The literature demonstrates a strong relationship between environmental features that impact diet and physical activity. However, existing studies have focused on single obesity-related features in isolation, most often evaluated for their linear associations with obesity. There has been scant attention to the interdependence of these environmental features and how relationships between obesogenic features of the environment are structured and may create qualitatively different risk environments for obesity. We draw from network analysis tools to study these interrelations between features of the environment and explore how they relate to spatial patterns of obesity prevalence. We are guided by the view that transportation systems, cultural variation, markets, and other system dynamics create clusters of obesity-related features that may have synergistic and aggregative effects on population behavior. Market forces lead to clusters of restaurants, stores and activity spaces in the built environment (Hidalgo and Castañer, 2015). This clustering may potentiate the effect of any one facility by increasing the joint effect of a built and social environment designed to deliver excess calories with maximal efficiency. Therefore, the clustering of features and the existence of central bridging nodes that link disparate clusters may point toward novel targets for research and intervention.

◆ **LISTED RECORDS**:

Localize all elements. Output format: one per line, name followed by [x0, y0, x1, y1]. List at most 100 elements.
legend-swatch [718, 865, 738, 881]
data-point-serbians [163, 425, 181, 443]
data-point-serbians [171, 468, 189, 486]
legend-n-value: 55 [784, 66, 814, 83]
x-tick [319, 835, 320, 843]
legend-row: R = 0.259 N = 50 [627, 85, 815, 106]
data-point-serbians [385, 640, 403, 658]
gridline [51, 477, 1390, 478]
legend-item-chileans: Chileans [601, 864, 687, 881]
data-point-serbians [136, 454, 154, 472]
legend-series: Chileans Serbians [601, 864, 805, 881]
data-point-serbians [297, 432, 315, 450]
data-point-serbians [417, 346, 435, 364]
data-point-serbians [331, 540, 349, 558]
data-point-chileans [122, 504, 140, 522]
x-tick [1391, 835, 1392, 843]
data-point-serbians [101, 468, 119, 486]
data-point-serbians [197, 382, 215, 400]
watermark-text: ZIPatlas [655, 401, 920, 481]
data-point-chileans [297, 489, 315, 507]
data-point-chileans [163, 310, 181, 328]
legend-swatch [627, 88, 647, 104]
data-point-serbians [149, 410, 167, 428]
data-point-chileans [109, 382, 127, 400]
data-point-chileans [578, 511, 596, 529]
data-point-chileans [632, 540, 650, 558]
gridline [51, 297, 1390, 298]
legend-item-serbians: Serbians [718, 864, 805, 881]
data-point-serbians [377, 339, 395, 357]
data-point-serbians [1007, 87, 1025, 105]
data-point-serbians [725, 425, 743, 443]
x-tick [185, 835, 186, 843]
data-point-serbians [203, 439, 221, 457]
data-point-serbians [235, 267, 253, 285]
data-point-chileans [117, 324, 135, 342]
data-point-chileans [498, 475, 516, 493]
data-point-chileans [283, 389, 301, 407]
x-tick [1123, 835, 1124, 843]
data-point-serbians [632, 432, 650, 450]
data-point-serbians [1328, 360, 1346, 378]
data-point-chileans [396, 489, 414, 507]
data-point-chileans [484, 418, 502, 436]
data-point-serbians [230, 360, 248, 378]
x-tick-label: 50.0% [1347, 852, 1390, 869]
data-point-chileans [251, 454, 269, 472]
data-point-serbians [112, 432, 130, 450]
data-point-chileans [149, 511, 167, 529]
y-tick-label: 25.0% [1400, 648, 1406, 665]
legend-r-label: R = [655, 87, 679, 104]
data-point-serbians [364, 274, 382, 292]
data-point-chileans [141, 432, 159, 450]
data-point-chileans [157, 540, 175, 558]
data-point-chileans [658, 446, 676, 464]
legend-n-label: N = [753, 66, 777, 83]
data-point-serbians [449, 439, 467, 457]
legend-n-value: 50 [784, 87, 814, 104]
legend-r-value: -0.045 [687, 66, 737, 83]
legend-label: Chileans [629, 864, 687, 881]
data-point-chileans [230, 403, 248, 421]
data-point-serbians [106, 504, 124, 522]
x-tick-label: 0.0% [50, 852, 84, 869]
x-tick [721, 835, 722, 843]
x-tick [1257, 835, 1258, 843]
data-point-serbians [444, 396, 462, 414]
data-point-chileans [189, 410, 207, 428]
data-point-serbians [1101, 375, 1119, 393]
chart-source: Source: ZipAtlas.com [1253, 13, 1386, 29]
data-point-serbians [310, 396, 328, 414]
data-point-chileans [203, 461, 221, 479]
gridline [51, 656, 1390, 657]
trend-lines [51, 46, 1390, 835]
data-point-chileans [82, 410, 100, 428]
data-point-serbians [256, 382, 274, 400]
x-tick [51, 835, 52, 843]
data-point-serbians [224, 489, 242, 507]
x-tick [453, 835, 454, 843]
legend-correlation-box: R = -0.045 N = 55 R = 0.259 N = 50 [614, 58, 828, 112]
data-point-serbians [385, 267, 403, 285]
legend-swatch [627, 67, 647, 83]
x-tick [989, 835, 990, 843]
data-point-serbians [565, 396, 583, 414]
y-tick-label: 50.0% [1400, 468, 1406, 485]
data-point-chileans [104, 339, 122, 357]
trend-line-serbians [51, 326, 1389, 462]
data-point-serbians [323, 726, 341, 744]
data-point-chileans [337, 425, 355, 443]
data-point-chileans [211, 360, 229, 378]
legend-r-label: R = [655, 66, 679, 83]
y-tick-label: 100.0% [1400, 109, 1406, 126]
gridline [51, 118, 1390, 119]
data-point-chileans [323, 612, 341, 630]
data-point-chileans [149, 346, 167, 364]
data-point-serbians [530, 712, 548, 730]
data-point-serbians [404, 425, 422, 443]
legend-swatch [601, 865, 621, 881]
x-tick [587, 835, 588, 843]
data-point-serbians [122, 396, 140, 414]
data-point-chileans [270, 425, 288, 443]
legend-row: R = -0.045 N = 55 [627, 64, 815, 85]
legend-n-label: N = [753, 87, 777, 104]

◆ **TASK GOAL**: According to the passage on obesity and the environment, what leads to clusters of restaurants, stores and activity spaces in the built environment? The listing is separate material and has no connection to the passage on obesity and the environment.

◆ **EXERCISE RESPONSE**: Market forces